Task:
Which lines contain the string "this"? Please list every one of them.

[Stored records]
<<<<
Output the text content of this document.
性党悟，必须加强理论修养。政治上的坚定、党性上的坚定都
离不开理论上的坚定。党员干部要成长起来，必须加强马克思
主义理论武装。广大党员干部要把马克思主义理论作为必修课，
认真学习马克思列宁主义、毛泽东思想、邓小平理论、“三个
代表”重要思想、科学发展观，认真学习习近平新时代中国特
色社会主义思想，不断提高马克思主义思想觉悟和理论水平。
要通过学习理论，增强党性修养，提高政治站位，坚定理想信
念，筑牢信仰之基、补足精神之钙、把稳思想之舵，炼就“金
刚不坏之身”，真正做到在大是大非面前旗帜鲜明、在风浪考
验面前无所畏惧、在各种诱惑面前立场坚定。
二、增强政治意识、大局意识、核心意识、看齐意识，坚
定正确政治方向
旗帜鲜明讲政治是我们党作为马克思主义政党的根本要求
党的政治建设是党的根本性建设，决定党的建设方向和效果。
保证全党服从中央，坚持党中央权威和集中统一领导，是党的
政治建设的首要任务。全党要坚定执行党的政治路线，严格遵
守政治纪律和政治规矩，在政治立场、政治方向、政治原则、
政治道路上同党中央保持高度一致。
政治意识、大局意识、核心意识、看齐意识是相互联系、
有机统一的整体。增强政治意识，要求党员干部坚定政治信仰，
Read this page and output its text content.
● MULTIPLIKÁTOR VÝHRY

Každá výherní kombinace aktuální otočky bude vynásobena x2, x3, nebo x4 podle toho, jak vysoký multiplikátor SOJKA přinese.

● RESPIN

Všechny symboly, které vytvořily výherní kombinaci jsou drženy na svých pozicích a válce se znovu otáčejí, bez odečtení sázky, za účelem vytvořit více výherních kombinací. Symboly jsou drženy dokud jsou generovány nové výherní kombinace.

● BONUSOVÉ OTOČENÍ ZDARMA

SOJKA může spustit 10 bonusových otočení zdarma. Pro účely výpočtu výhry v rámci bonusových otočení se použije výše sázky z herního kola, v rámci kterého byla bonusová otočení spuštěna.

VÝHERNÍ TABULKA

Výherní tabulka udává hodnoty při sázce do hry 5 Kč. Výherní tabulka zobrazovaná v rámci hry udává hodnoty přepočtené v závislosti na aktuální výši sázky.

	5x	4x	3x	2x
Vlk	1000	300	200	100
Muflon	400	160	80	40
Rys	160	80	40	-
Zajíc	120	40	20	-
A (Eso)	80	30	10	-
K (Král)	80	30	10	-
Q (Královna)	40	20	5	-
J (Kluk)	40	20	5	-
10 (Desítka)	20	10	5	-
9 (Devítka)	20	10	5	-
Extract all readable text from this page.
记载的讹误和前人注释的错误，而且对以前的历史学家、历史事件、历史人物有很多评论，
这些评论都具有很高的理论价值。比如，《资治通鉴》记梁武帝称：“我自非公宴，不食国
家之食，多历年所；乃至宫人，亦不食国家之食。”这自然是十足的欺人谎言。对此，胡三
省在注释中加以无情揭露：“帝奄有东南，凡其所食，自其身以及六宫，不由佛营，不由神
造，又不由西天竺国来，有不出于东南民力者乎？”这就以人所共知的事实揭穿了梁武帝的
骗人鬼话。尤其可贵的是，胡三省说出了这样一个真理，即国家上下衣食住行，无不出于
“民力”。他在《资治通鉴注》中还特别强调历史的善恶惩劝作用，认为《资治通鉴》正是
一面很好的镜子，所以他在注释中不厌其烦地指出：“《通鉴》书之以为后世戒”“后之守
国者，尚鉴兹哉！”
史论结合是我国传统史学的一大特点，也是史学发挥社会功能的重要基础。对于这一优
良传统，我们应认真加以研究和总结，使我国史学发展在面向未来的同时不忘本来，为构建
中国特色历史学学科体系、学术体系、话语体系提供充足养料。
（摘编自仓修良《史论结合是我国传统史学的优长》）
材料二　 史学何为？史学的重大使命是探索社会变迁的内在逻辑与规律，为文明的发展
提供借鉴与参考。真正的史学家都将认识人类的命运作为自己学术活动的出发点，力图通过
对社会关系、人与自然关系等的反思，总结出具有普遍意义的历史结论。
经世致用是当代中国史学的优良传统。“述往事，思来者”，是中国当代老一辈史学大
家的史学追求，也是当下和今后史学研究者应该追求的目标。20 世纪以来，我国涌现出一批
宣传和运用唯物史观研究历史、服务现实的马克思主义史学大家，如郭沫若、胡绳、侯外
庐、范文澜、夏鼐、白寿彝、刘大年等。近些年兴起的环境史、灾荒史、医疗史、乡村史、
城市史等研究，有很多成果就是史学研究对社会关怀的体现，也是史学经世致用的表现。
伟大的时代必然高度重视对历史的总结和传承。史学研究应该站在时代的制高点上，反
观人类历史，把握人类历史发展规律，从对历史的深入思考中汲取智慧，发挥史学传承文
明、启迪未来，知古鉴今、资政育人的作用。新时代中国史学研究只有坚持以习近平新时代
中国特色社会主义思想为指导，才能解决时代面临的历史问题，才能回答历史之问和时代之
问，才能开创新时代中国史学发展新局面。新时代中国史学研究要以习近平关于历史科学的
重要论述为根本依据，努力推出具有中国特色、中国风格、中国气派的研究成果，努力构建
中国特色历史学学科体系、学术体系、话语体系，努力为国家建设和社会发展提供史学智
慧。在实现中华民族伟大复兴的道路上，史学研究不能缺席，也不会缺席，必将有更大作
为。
>>>>
Correct answer:
Output the text content of this document.
Read this page and output its text content.
Extract all readable text from this page.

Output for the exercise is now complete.